### GIVEN REQUEST
Filter the records for lines holding the string "Registrar".

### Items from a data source

⟨

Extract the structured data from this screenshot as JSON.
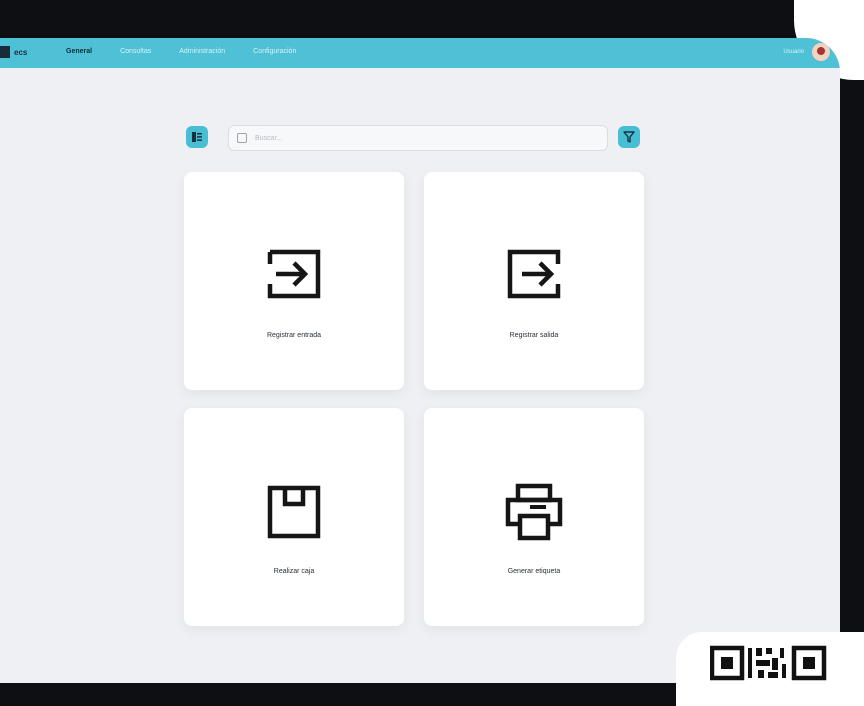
{
  "app": {
    "name": "ecs"
  },
  "nav": {
    "items": [
      "General",
      "Consultas",
      "Administración",
      "Configuración"
    ],
    "active_index": 0
  },
  "user": {
    "name": "Usuario"
  },
  "search": {
    "placeholder": "Buscar..."
  },
  "cards": [
    {
      "label": "Registrar entrada",
      "icon": "enter-icon"
    },
    {
      "label": "Registrar salida",
      "icon": "exit-icon"
    },
    {
      "label": "Realizar caja",
      "icon": "box-icon"
    },
    {
      "label": "Generar etiqueta",
      "icon": "printer-icon"
    }
  ],
  "colors": {
    "accent": "#4ec1d6",
    "button": "#48bed5",
    "background": "#eef0f3",
    "bezel": "#0d0f12"
  }
}
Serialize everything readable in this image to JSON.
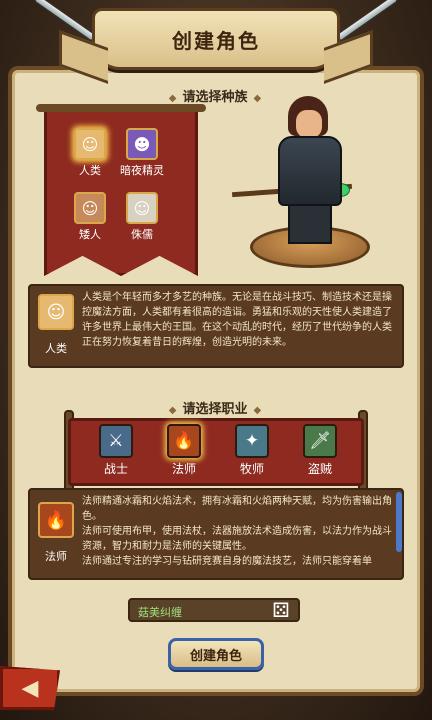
{
  "header": {
    "title": "创建角色"
  },
  "race_section": {
    "title": "请选择种族",
    "races": [
      {
        "label": "人类",
        "icon": "human-portrait-icon",
        "selected": true
      },
      {
        "label": "暗夜精灵",
        "icon": "night-elf-portrait-icon",
        "selected": false
      },
      {
        "label": "矮人",
        "icon": "dwarf-portrait-icon",
        "selected": false
      },
      {
        "label": "侏儒",
        "icon": "gnome-portrait-icon",
        "selected": false
      }
    ]
  },
  "race_description": {
    "label": "人类",
    "text": "人类是个年轻而多才多艺的种族。无论是在战斗技巧、制造技术还是操控魔法方面，人类都有着很高的造诣。勇猛和乐观的天性使人类建造了许多世界上最伟大的王国。在这个动乱的时代，经历了世代纷争的人类正在努力恢复着昔日的辉煌，创造光明的未来。"
  },
  "class_section": {
    "title": "请选择职业",
    "classes": [
      {
        "label": "战士",
        "icon": "sword-icon",
        "selected": false
      },
      {
        "label": "法师",
        "icon": "fire-staff-icon",
        "selected": true
      },
      {
        "label": "牧师",
        "icon": "holy-icon",
        "selected": false
      },
      {
        "label": "盗贼",
        "icon": "dagger-icon",
        "selected": false
      }
    ]
  },
  "class_description": {
    "label": "法师",
    "lines": [
      "法师精通冰霜和火焰法术，拥有冰霜和火焰两种天赋，均为伤害输出角色。",
      "法师可使用布甲，使用法杖，法器施放法术造成伤害，以法力作为战斗资源，智力和耐力是法师的关键属性。",
      "法师通过专注的学习与钻研竞赛自身的魔法技艺，法师只能穿着单"
    ]
  },
  "name_field": {
    "value": "菇美纠缠"
  },
  "buttons": {
    "create": "创建角色",
    "back": "◀"
  },
  "colors": {
    "banner_red": "#8e2a20",
    "parchment": "#e9dcb9",
    "accent_blue": "#3a62a8"
  }
}
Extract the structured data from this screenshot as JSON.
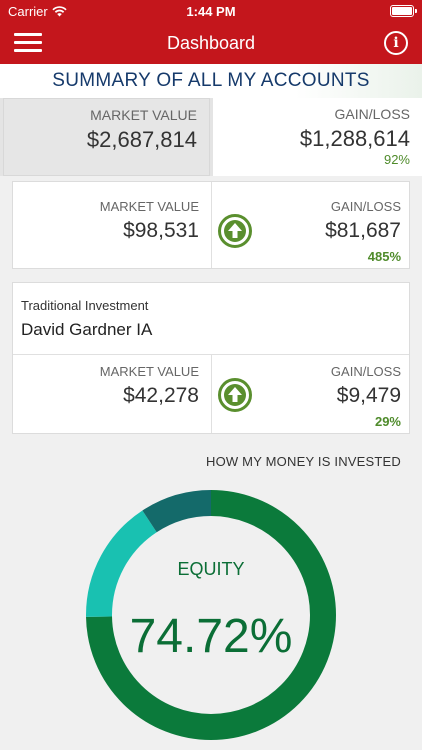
{
  "status_bar": {
    "carrier": "Carrier",
    "time": "1:44 PM"
  },
  "nav": {
    "title": "Dashboard"
  },
  "summary": {
    "title": "SUMMARY OF ALL MY ACCOUNTS",
    "market_value_label": "MARKET VALUE",
    "market_value": "$2,687,814",
    "gain_loss_label": "GAIN/LOSS",
    "gain_loss": "$1,288,614",
    "gain_loss_pct": "92%"
  },
  "accounts": [
    {
      "market_value_label": "MARKET VALUE",
      "market_value": "$98,531",
      "gain_loss_label": "GAIN/LOSS",
      "gain_loss": "$81,687",
      "gain_loss_pct": "485%"
    },
    {
      "type": "Traditional Investment",
      "name": "David Gardner IA",
      "market_value_label": "MARKET VALUE",
      "market_value": "$42,278",
      "gain_loss_label": "GAIN/LOSS",
      "gain_loss": "$9,479",
      "gain_loss_pct": "29%"
    }
  ],
  "allocation": {
    "title": "HOW MY MONEY IS INVESTED",
    "center_label": "EQUITY",
    "center_value": "74.72%",
    "segments": [
      {
        "value": 74.72,
        "color": "#0b7a3b"
      },
      {
        "value": 16.0,
        "color": "#19c1b1"
      },
      {
        "value": 9.28,
        "color": "#146a6a"
      }
    ]
  },
  "colors": {
    "brand_red": "#c4161c",
    "gain_green": "#5a8f2e"
  },
  "icons": [
    "wifi-icon",
    "battery-icon",
    "menu-icon",
    "info-icon",
    "arrow-up-icon"
  ]
}
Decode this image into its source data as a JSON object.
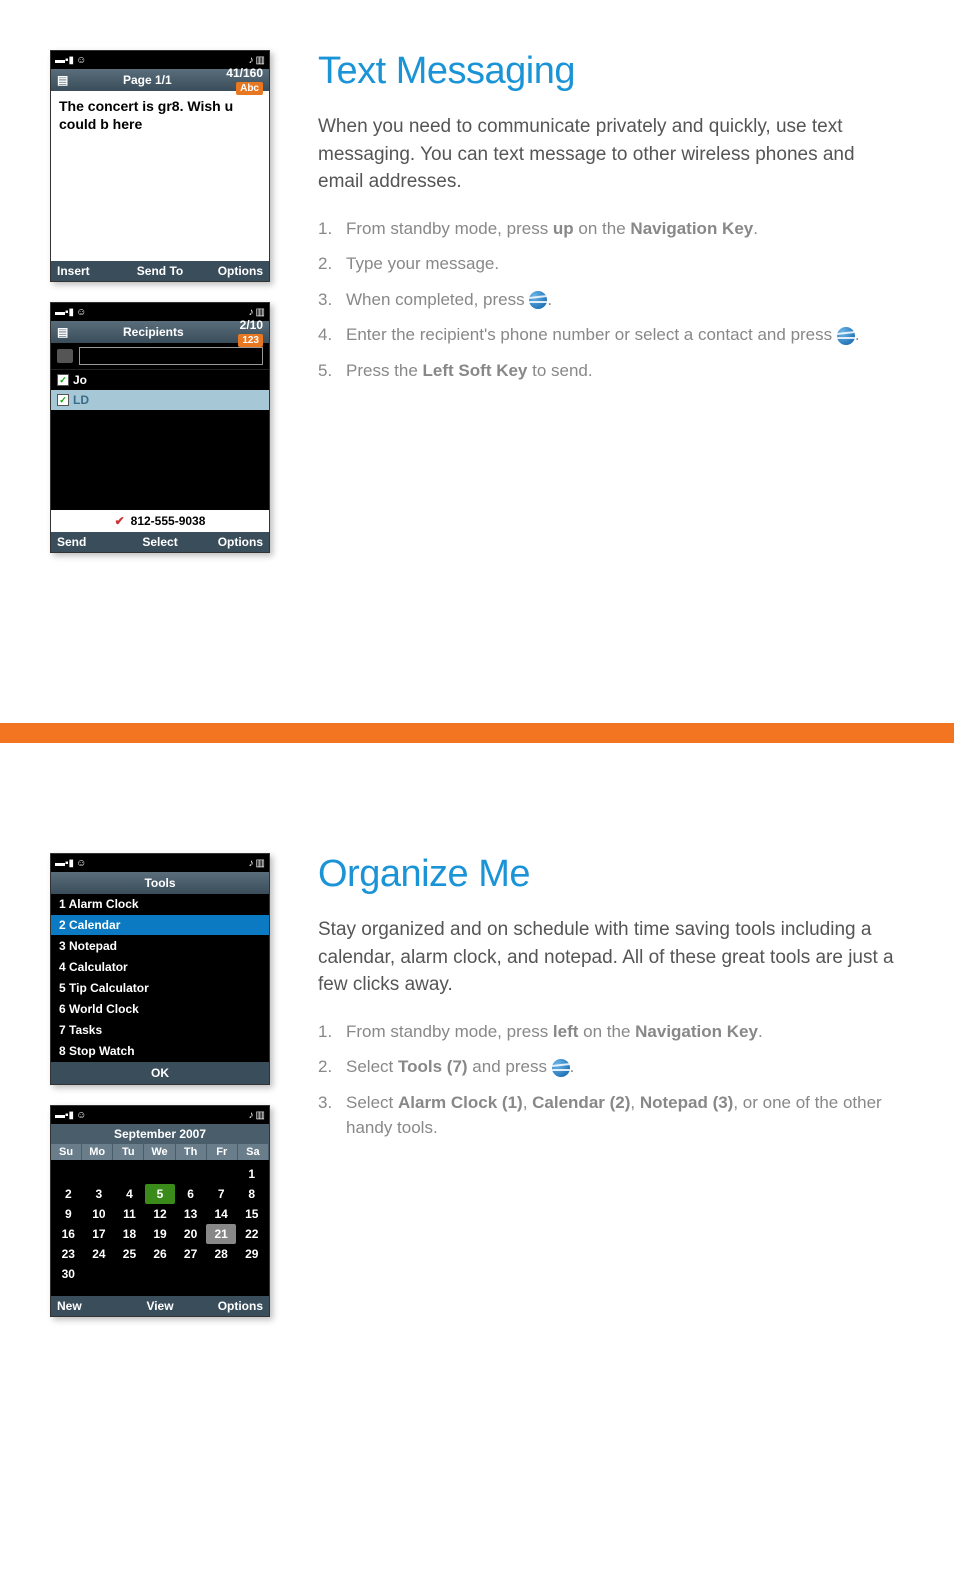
{
  "section1": {
    "heading": "Text Messaging",
    "intro": "When you need to communicate privately and quickly, use text messaging. You can text message to other wireless phones and email addresses.",
    "steps": {
      "s1_a": "From standby mode, press ",
      "s1_b": "up",
      "s1_c": " on the ",
      "s1_d": "Navigation Key",
      "s1_e": ".",
      "s2": "Type your message.",
      "s3_a": "When completed, press ",
      "s3_b": ".",
      "s4_a": "Enter the recipient's phone number or select a contact and press ",
      "s4_b": ".",
      "s5_a": "Press the ",
      "s5_b": "Left Soft Key",
      "s5_c": " to send."
    },
    "phone1": {
      "page": "Page 1/1",
      "count": "41/160",
      "mode": "Abc",
      "message": "The concert is gr8. Wish u could b here",
      "soft_left": "Insert",
      "soft_center": "Send To",
      "soft_right": "Options"
    },
    "phone2": {
      "title": "Recipients",
      "count": "2/10",
      "mode": "123",
      "recip1": "Jo",
      "recip2": "LD",
      "number": "812-555-9038",
      "soft_left": "Send",
      "soft_center": "Select",
      "soft_right": "Options"
    }
  },
  "section2": {
    "heading": "Organize Me",
    "intro": "Stay organized and on schedule with time saving tools including a calendar, alarm clock, and notepad. All of these great tools are just a few clicks away.",
    "steps": {
      "s1_a": "From standby mode, press ",
      "s1_b": "left",
      "s1_c": " on the ",
      "s1_d": "Navigation Key",
      "s1_e": ".",
      "s2_a": "Select ",
      "s2_b": "Tools (7)",
      "s2_c": " and press ",
      "s2_d": ".",
      "s3_a": "Select ",
      "s3_b": "Alarm Clock (1)",
      "s3_c": ", ",
      "s3_d": "Calendar (2)",
      "s3_e": ", ",
      "s3_f": "Notepad (3)",
      "s3_g": ", or one of the other handy tools."
    },
    "phone3": {
      "title": "Tools",
      "items": [
        "1 Alarm Clock",
        "2 Calendar",
        "3 Notepad",
        "4 Calculator",
        "5 Tip Calculator",
        "6 World Clock",
        "7 Tasks",
        "8 Stop Watch"
      ],
      "ok": "OK"
    },
    "phone4": {
      "title": "September 2007",
      "days": [
        "Su",
        "Mo",
        "Tu",
        "We",
        "Th",
        "Fr",
        "Sa"
      ],
      "weeks": [
        [
          "",
          "",
          "",
          "",
          "",
          "",
          "1"
        ],
        [
          "2",
          "3",
          "4",
          "5",
          "6",
          "7",
          "8"
        ],
        [
          "9",
          "10",
          "11",
          "12",
          "13",
          "14",
          "15"
        ],
        [
          "16",
          "17",
          "18",
          "19",
          "20",
          "21",
          "22"
        ],
        [
          "23",
          "24",
          "25",
          "26",
          "27",
          "28",
          "29"
        ],
        [
          "30",
          "",
          "",
          "",
          "",
          "",
          ""
        ]
      ],
      "soft_left": "New",
      "soft_center": "View",
      "soft_right": "Options"
    }
  }
}
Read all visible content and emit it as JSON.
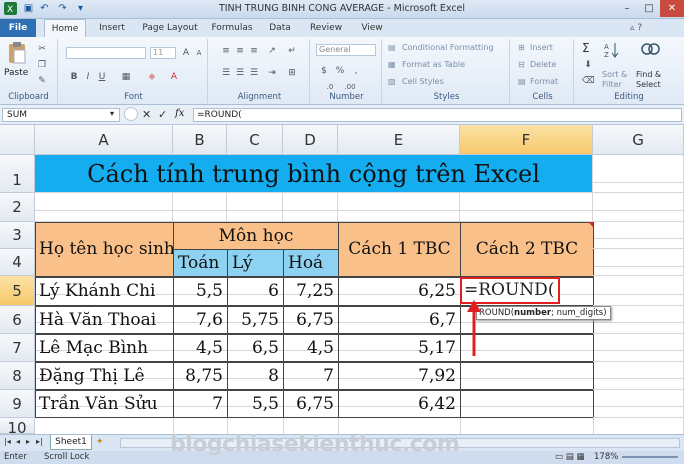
{
  "window": {
    "title": "TINH TRUNG BINH CONG AVERAGE - Microsoft Excel"
  },
  "tabs": [
    "File",
    "Home",
    "Insert",
    "Page Layout",
    "Formulas",
    "Data",
    "Review",
    "View"
  ],
  "ribbon": {
    "clipboard": {
      "label": "Clipboard",
      "paste": "Paste"
    },
    "font": {
      "label": "Font",
      "size": "11"
    },
    "alignment": {
      "label": "Alignment"
    },
    "number": {
      "label": "Number",
      "format": "General"
    },
    "styles": {
      "label": "Styles",
      "conditional": "Conditional Formatting",
      "table": "Format as Table",
      "cell_styles": "Cell Styles"
    },
    "cells": {
      "label": "Cells",
      "insert": "Insert",
      "delete": "Delete",
      "format": "Format"
    },
    "editing": {
      "label": "Editing",
      "sum": "Σ",
      "sort": "Sort &",
      "filter": "Filter",
      "find": "Find &",
      "select": "Select"
    }
  },
  "formula_bar": {
    "name_box": "SUM",
    "fx": "fx",
    "formula": "=ROUND("
  },
  "columns": [
    "A",
    "B",
    "C",
    "D",
    "E",
    "F",
    "G"
  ],
  "rows": [
    "1",
    "2",
    "3",
    "4",
    "5",
    "6",
    "7",
    "8",
    "9",
    "10"
  ],
  "sheet": {
    "title": "Cách tính trung bình cộng trên Excel",
    "header_name": "Họ tên học sinh",
    "header_subjects": "Môn học",
    "subjects": [
      "Toán",
      "Lý",
      "Hoá"
    ],
    "header_c1": "Cách 1 TBC",
    "header_c2": "Cách 2 TBC",
    "students": [
      {
        "name": "Lý Khánh Chi",
        "toan": "5,5",
        "ly": "6",
        "hoa": "7,25",
        "tbc1": "6,25"
      },
      {
        "name": "Hà Văn Thoai",
        "toan": "7,6",
        "ly": "5,75",
        "hoa": "6,75",
        "tbc1": "6,7"
      },
      {
        "name": "Lê Mạc Bình",
        "toan": "4,5",
        "ly": "6,5",
        "hoa": "4,5",
        "tbc1": "5,17"
      },
      {
        "name": "Đặng Thị Lê",
        "toan": "8,75",
        "ly": "8",
        "hoa": "7",
        "tbc1": "7,92"
      },
      {
        "name": "Trần Văn Sửu",
        "toan": "7",
        "ly": "5,5",
        "hoa": "6,75",
        "tbc1": "6,42"
      }
    ],
    "editing_cell": "=ROUND(",
    "tooltip_fn": "ROUND(",
    "tooltip_arg1": "number",
    "tooltip_rest": "; num_digits)"
  },
  "sheet_tabs": [
    "Sheet1"
  ],
  "status": {
    "mode": "Enter",
    "scroll_lock": "Scroll Lock",
    "zoom": "178%"
  },
  "watermark": "blogchiasekienthuc.com",
  "colors": {
    "title_fill": "#14adf0",
    "header_fill": "#f9c089",
    "subject_fill": "#8ed2f1",
    "highlight": "#e02020"
  }
}
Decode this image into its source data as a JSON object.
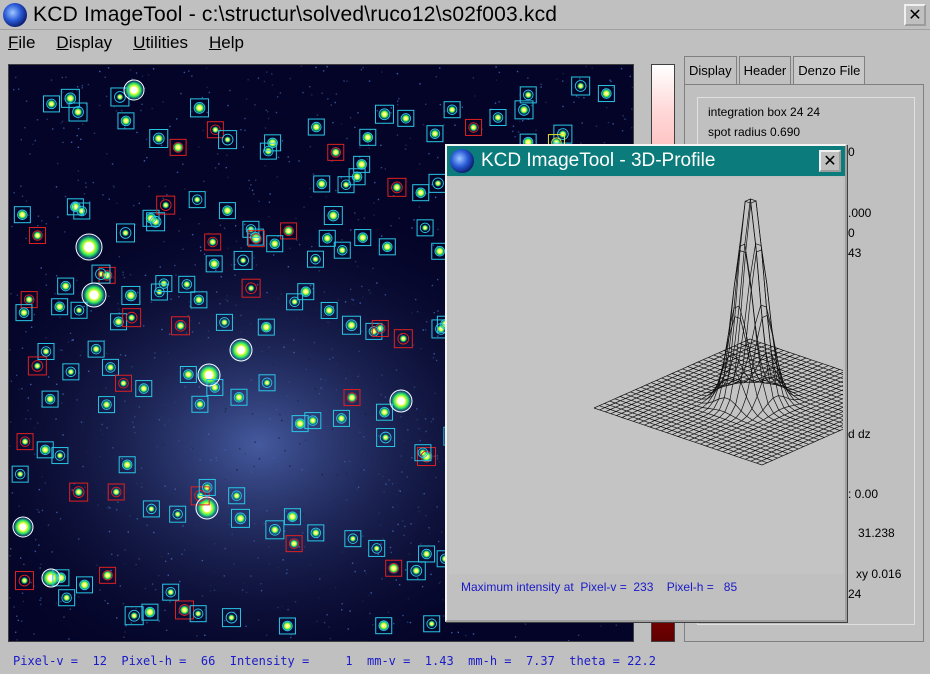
{
  "window": {
    "title": "KCD ImageTool - c:\\structur\\solved\\ruco12\\s02f003.kcd",
    "close_label": "✕"
  },
  "menu": [
    {
      "label": "File",
      "mnemonic": "F"
    },
    {
      "label": "Display",
      "mnemonic": "D"
    },
    {
      "label": "Utilities",
      "mnemonic": "U"
    },
    {
      "label": "Help",
      "mnemonic": "H"
    }
  ],
  "tabs": [
    {
      "label": "Display",
      "active": false
    },
    {
      "label": "Header",
      "active": false
    },
    {
      "label": "Denzo File",
      "active": true
    }
  ],
  "denzo_panel": {
    "integration_box": "integration box  24  24",
    "spot_radius": "spot radius 0.690",
    "fragment_1": "0",
    "fragment_2": ".000",
    "fragment_3": "0",
    "fragment_4": "43",
    "fragment_5": "d dz",
    "fragment_6": ":  0.00",
    "fragment_7": "31.238",
    "fragment_8": "xy  0.016",
    "fragment_9": "24"
  },
  "profile_dialog": {
    "title": "KCD ImageTool - 3D-Profile",
    "close_label": "✕",
    "status": "Maximum intensity at  Pixel-v =  233    Pixel-h =   85"
  },
  "status_bar": {
    "text": "Pixel-v =  12  Pixel-h =  66  Intensity =     1  mm-v =  1.43  mm-h =  7.37  theta = 22.2"
  },
  "colors": {
    "detector_background": "#040428",
    "predicted_box": "#29c6e6",
    "rejected_box": "#e02020",
    "overload_box": "#e6e629",
    "dialog_title": "#0c7b7b",
    "status_text": "#1a1ac8"
  },
  "icons": {
    "app": "kcd-app-icon",
    "close": "close-icon"
  }
}
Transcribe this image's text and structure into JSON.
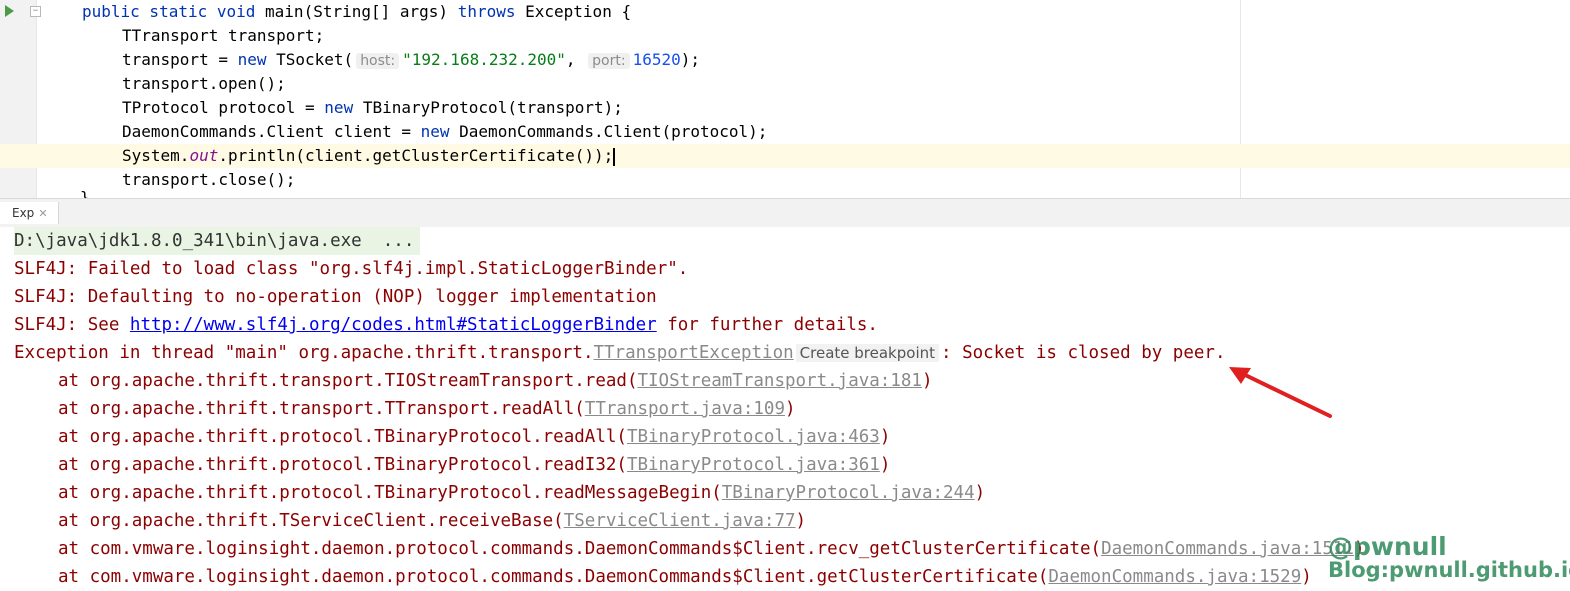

⟩

### EXERCISE RESPONSE
      "label": "Registrar entrada",
      "label": "Registrar salida",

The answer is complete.